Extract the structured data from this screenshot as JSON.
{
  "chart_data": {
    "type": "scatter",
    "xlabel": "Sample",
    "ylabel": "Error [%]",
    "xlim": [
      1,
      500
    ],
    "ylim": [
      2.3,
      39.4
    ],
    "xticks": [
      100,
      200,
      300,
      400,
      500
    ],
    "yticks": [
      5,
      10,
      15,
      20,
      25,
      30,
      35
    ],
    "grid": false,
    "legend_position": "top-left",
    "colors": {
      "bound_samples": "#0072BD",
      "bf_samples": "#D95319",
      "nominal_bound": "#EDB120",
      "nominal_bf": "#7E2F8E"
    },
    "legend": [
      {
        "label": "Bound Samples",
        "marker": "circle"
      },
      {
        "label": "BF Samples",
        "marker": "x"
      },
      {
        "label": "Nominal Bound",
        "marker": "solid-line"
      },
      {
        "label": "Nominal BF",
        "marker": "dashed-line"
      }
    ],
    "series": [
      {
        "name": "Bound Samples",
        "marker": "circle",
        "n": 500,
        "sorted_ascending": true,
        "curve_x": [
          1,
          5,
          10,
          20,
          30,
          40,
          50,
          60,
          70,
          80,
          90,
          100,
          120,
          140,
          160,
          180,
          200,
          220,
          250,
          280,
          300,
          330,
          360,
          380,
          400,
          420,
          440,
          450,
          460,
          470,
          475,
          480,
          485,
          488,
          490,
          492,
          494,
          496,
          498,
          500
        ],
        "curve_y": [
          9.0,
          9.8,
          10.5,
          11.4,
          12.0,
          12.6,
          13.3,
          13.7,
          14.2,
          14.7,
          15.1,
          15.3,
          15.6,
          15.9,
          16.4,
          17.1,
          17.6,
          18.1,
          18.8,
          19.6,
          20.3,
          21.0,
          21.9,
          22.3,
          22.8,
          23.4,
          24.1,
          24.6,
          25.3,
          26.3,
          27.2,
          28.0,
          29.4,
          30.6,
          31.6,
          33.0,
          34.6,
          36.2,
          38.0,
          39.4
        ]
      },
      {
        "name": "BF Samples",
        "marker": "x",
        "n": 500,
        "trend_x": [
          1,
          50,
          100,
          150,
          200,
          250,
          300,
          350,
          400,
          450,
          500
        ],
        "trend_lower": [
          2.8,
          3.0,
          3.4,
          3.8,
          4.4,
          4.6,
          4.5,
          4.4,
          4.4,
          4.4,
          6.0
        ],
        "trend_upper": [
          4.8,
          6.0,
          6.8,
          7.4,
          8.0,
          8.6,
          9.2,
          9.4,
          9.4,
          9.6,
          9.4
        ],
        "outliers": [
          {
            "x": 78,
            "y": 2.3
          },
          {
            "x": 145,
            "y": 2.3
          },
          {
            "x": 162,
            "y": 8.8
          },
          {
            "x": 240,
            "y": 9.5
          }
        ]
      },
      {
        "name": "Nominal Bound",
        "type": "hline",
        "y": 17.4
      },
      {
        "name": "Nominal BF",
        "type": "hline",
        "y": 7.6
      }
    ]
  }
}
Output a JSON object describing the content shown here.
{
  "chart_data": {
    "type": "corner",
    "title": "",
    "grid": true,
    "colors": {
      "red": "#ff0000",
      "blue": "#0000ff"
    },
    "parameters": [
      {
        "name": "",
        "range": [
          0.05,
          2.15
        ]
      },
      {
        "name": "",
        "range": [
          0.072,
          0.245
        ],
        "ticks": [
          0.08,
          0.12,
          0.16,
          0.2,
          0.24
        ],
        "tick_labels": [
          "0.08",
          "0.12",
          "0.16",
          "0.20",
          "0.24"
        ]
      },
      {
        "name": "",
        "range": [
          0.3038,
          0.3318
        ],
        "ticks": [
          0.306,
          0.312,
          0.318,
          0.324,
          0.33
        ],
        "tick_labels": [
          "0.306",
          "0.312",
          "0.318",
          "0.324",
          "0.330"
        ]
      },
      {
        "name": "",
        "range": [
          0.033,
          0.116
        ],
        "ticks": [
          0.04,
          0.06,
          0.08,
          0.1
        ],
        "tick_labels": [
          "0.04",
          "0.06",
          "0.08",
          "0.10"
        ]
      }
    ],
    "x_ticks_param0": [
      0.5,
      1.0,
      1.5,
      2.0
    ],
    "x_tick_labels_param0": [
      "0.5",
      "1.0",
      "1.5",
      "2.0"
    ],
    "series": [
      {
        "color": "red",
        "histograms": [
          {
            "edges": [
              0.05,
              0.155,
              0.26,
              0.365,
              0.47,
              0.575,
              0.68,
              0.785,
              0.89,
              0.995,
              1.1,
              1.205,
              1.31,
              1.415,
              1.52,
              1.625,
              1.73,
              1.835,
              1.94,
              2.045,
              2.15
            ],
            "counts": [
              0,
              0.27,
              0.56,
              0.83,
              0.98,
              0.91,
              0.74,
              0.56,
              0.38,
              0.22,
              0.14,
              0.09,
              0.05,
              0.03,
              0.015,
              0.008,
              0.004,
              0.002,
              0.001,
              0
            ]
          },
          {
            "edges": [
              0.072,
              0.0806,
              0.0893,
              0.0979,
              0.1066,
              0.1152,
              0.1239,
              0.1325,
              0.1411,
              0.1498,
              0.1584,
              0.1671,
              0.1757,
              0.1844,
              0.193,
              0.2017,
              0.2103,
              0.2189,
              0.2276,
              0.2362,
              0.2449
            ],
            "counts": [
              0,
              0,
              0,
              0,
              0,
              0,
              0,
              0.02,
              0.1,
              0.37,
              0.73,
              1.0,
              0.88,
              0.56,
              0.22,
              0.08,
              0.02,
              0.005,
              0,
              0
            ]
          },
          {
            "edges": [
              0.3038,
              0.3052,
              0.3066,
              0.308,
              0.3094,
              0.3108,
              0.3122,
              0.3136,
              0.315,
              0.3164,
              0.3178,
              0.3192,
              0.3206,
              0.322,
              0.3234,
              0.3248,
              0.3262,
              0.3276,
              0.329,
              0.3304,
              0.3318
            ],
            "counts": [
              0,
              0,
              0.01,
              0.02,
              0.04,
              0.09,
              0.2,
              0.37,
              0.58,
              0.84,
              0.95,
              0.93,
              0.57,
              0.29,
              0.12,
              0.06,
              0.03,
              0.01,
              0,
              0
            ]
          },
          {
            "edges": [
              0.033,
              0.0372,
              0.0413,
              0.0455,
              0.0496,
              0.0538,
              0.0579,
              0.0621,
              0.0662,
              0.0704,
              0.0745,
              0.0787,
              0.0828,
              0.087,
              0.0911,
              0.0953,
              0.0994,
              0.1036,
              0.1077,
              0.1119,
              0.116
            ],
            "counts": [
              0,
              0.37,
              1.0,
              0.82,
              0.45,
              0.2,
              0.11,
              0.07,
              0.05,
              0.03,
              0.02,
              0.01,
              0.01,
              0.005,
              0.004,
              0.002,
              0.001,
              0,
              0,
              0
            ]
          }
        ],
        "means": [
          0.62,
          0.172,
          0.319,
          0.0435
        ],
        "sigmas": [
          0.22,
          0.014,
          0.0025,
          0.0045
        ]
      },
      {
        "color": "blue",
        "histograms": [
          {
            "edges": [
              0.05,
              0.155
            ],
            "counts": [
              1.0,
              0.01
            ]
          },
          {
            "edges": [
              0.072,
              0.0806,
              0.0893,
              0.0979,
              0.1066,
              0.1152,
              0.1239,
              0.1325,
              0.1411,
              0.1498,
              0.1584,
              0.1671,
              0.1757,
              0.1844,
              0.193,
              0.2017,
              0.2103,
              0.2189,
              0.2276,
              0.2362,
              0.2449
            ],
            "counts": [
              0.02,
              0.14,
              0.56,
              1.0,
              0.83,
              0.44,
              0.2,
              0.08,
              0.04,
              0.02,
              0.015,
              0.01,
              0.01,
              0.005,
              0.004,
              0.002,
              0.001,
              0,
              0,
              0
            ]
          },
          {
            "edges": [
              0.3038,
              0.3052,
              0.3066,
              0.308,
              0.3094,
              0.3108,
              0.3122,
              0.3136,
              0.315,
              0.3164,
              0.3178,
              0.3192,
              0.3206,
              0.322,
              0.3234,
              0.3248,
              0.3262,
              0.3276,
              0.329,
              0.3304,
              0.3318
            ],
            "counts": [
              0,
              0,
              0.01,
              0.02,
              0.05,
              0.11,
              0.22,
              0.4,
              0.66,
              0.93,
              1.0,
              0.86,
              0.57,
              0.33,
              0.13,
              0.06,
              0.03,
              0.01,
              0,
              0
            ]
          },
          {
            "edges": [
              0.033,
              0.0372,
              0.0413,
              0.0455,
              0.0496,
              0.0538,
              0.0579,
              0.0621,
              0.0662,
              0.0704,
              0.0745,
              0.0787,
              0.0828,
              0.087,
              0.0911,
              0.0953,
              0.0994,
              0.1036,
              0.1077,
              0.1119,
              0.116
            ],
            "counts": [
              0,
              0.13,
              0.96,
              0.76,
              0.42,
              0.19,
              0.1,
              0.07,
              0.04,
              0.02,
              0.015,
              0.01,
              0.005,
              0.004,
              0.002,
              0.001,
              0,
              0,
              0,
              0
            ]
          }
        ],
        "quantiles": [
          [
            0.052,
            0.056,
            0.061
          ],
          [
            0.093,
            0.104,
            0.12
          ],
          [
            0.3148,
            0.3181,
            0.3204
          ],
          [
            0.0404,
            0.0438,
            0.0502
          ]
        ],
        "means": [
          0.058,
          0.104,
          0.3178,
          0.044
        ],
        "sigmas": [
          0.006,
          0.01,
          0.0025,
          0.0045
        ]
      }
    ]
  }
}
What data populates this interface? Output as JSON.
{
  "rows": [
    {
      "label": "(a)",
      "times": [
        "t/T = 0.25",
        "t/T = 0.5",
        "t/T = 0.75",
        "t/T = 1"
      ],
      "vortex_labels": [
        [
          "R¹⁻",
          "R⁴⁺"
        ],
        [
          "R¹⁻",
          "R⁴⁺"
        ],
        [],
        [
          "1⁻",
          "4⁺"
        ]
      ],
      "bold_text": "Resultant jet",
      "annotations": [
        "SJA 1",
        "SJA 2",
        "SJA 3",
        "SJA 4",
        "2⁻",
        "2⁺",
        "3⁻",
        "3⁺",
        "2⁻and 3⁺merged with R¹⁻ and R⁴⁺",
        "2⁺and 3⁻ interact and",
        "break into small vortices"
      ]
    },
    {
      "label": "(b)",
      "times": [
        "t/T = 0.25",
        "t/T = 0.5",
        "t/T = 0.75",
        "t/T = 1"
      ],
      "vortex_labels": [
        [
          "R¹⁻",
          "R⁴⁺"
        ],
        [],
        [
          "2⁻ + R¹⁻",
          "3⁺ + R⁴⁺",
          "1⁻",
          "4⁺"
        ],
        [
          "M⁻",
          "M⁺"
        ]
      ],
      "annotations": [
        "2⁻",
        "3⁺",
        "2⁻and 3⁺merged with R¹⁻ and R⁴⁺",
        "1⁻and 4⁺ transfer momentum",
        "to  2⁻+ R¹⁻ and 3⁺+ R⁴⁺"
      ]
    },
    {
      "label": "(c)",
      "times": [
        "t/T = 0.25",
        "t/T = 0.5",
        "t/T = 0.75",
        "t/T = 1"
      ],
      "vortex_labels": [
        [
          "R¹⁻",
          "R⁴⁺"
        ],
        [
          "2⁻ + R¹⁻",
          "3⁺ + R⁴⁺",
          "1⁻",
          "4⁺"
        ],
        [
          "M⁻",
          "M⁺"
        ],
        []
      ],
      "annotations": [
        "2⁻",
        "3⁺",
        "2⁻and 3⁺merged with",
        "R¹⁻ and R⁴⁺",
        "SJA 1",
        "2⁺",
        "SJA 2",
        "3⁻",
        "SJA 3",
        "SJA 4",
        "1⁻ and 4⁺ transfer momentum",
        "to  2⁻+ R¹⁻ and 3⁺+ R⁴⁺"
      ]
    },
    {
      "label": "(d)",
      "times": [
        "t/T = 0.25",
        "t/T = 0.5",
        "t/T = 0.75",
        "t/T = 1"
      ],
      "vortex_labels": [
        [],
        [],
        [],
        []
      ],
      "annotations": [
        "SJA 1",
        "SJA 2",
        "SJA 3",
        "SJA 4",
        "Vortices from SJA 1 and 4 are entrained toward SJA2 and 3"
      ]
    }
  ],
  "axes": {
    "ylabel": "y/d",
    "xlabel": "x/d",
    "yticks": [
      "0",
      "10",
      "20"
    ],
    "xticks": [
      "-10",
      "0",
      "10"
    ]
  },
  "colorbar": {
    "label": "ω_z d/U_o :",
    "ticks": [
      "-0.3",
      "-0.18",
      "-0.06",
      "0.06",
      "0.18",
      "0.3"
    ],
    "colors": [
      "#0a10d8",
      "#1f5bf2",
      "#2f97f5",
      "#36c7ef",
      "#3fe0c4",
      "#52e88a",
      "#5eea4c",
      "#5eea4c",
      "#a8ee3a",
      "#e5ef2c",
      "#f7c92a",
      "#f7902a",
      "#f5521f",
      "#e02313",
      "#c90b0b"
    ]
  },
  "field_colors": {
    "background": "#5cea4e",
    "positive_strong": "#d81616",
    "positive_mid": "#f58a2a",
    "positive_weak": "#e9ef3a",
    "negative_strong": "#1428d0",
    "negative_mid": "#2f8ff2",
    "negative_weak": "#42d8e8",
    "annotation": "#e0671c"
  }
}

○ ○ ○ ○ ○

▶ _Given task_
From the material above, copy each line that includes the word "Output".

▶ _Written reply_
Output a JSON object describing the content shown here.
What data populates this interface? Output as JSON.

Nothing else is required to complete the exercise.